Task objective
Your task is to transcribe the records exactly, skipping every image.

======

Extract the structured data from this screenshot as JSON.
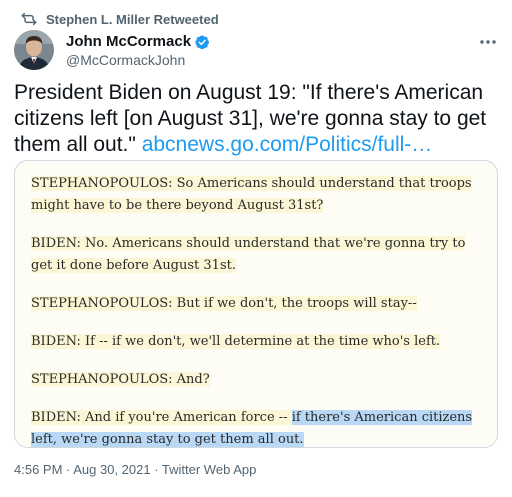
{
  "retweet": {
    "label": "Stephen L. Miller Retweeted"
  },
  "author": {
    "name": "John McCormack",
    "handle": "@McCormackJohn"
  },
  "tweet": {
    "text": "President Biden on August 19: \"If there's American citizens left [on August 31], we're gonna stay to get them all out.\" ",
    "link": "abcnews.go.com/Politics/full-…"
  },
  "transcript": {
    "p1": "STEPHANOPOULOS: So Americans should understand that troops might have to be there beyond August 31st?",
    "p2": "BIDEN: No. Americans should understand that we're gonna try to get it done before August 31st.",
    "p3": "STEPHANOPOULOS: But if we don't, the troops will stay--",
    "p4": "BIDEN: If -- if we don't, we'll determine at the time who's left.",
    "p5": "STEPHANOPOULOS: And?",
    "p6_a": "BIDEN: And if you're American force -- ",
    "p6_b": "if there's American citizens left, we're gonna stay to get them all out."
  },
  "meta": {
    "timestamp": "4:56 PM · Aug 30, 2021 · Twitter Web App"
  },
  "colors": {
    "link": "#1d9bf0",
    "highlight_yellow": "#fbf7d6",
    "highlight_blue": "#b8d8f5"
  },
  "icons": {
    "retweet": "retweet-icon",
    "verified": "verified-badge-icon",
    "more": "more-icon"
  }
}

======

Output for this exercise
Extract the structured data from this screenshot as JSON.
{
  "retweet": {
    "label": "Stephen L. Miller Retweeted"
  },
  "author": {
    "name": "John McCormack",
    "handle": "@McCormackJohn"
  },
  "tweet": {
    "text": "President Biden on August 19: \"If there's American citizens left [on August 31], we're gonna stay to get them all out.\" ",
    "link": "abcnews.go.com/Politics/full-…"
  },
  "transcript": {
    "p1": "STEPHANOPOULOS: So Americans should understand that troops might have to be there beyond August 31st?",
    "p2": "BIDEN: No. Americans should understand that we're gonna try to get it done before August 31st.",
    "p3": "STEPHANOPOULOS: But if we don't, the troops will stay--",
    "p4": "BIDEN: If -- if we don't, we'll determine at the time who's left.",
    "p5": "STEPHANOPOULOS: And?",
    "p6_a": "BIDEN: And if you're American force -- ",
    "p6_b": "if there's American citizens left, we're gonna stay to get them all out."
  },
  "meta": {
    "timestamp": "4:56 PM · Aug 30, 2021 · Twitter Web App"
  },
  "colors": {
    "link": "#1d9bf0",
    "highlight_yellow": "#fbf7d6",
    "highlight_blue": "#b8d8f5"
  },
  "icons": {
    "retweet": "retweet-icon",
    "verified": "verified-badge-icon",
    "more": "more-icon"
  }
}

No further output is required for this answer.